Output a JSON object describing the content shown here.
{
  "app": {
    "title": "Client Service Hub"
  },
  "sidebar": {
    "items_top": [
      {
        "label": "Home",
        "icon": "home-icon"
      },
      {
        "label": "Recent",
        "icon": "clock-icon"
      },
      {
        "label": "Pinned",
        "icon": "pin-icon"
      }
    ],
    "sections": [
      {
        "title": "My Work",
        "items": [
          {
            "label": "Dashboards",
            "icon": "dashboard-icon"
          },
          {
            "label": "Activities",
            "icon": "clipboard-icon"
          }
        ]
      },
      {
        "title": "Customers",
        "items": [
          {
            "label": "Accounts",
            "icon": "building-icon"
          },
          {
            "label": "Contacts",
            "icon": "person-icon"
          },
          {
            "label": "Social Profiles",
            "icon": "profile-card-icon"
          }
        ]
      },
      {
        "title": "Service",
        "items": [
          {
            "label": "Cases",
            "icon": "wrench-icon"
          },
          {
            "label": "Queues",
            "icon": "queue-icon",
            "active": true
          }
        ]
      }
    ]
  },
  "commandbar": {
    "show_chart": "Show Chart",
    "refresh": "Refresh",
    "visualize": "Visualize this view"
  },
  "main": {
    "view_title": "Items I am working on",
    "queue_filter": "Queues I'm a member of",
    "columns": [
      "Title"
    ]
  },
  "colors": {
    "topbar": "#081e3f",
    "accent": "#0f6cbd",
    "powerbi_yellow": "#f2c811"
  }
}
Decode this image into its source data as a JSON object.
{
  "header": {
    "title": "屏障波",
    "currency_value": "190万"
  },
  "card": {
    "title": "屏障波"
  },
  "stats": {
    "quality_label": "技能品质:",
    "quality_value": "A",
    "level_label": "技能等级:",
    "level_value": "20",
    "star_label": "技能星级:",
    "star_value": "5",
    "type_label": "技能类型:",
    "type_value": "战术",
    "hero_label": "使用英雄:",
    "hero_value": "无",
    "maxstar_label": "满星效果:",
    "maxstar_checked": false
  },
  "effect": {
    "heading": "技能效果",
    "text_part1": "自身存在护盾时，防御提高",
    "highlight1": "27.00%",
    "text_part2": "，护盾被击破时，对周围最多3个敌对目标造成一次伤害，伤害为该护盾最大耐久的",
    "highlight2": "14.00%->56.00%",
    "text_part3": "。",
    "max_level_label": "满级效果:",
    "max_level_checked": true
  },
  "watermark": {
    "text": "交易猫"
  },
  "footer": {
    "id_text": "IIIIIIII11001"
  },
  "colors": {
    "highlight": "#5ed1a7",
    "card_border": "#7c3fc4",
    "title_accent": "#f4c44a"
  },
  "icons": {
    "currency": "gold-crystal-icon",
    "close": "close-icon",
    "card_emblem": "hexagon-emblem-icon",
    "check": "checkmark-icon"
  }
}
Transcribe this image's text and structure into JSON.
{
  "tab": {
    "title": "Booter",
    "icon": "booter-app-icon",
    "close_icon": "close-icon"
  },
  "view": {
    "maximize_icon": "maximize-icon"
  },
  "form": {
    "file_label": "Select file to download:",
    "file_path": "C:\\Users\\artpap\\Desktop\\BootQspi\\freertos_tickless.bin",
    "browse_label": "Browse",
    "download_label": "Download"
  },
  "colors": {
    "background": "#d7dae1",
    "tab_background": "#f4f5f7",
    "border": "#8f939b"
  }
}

### PROBLEM DETAILS
List all lines above in which the string "this" appears.

### TASK RESPONSE
    "visualize": "Visualize this view"
Decode this image into its source data as a JSON object.
Transcribe this image's text and structure into JSON.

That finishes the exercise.